**Text to read**
—————

At first glance, the construct in the last line displayed above looks like a Server Side Include. However, it is not! This document first gets parsed by a CGI program that looks for statements like these and replaces them with appropriate information. Let's refer to these statements as CGI Side Includes ( CSIs), or "pseudo" Server Side Includes. In this case, the program will insert the current date and time.

You may ask, what is the advantage of such a process? It allows you to insert dynamic information in otherwise static documents. Another alternative to this would be to place the information contained within the document in the program, such as:

print <<End_of_Form;
<HTML>
<HEAD><TITLE>Sample Form</TITLE></HEAD>
<BODY>
<H1>This is a test of a sample form</H1>
The current time is: $date_time
<HR>
.
.
.
</BODY></HTML>
End_of_Form

As you can see, this can be quite cumbersome, especially if the document is large. Now, let's proceed with the rest of the form.

<HR>
<FORM ACTION="/cgi-bin/survey.pl?
                 cgi_cookie=<!--#insert var="COOKIE"-->&
                 cgi_form_num=<!--#insert var="NUMBER"-->" METHOD="POST">

As in other examples in this book, a query is passed to the program as part of the ACTION attribute. Notice the two CSI statements in the <FORM> tag. The first one inserts a random number--also referred to as a magic cookie--for identification purposes, and the second one inserts the form number. A cookie is needed to store the information from the various forms in a unique data file. This cookie is passed to each and every form, so that the form data is appended to the same data file. A form number is needed to keep track of the various forms. We will discuss these statements in detail later in this chapter.

<PRE>
Full Name: <INPUT TYPE="text" NAME="01 Full Name" SIZE=40>
E-Mail:    <INPUT TYPE="text" NAME="02 EMail Address" SIZE=40>

The field names are prefixed with numbers, so that they can be sorted. This makes it possible to store the form data in the order in which it is displayed in the form. Remember, you do not need to encode the field names, as the browser will do so before it submits the information to the server.

—————

**Excerpted data**

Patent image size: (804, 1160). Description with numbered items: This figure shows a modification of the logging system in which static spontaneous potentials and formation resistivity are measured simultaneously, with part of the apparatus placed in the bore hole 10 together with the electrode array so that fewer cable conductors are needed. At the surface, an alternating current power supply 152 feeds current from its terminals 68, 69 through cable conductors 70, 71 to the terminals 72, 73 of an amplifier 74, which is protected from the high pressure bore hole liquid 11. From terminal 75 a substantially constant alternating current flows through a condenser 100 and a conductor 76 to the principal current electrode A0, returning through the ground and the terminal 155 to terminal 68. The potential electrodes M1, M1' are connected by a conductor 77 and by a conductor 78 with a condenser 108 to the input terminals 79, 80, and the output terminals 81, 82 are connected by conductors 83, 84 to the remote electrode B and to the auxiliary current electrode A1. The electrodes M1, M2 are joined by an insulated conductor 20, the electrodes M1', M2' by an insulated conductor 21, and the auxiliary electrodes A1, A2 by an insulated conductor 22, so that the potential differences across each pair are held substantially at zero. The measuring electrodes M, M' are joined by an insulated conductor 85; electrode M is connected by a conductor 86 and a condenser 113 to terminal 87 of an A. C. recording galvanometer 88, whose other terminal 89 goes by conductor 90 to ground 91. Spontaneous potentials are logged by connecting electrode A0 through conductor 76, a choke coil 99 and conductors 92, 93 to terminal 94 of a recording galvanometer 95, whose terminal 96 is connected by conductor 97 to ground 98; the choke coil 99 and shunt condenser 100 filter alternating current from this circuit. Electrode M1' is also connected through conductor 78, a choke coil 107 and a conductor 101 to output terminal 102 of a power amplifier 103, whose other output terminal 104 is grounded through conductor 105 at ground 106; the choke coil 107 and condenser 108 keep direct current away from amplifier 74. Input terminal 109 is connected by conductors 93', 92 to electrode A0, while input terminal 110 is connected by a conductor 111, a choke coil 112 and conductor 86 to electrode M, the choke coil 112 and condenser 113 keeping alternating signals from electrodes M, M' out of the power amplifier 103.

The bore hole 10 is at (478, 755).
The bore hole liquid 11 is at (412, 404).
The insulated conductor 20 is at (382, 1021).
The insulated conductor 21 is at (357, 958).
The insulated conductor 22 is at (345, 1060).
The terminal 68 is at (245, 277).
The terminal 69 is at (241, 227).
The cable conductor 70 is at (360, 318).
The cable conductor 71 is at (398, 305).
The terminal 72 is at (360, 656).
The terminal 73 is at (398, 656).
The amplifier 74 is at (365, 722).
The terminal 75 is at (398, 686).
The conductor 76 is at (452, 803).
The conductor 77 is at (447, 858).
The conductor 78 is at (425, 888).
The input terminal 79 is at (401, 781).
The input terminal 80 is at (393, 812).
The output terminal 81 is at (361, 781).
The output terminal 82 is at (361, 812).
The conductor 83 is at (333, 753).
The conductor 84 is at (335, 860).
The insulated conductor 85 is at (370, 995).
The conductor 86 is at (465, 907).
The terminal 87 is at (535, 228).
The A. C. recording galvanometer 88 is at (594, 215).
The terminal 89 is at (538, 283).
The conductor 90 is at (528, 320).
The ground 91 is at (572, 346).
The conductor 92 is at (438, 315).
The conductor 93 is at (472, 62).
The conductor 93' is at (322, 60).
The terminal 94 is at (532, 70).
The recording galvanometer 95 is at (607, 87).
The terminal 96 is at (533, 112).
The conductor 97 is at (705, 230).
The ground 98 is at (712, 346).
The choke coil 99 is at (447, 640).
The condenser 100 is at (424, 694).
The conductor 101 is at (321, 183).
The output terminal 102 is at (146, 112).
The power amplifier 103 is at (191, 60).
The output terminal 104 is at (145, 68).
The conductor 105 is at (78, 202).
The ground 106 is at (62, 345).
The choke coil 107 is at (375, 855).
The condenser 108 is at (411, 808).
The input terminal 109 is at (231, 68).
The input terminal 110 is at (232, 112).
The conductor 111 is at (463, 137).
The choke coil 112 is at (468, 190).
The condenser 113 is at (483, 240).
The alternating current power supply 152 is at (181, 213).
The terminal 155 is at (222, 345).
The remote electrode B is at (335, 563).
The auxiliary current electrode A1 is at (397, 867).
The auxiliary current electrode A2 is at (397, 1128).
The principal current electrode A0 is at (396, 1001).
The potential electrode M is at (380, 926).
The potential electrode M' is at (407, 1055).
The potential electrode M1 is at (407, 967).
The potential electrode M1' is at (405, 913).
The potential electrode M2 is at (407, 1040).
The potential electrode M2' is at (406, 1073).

—————

**Work to complete**
According to the text about CGI Side Includes, why are the form's field names prefixed with numbers?

**Output for this task**
So they can be sorted, which lets the form data be stored in the order in which it is displayed in the form.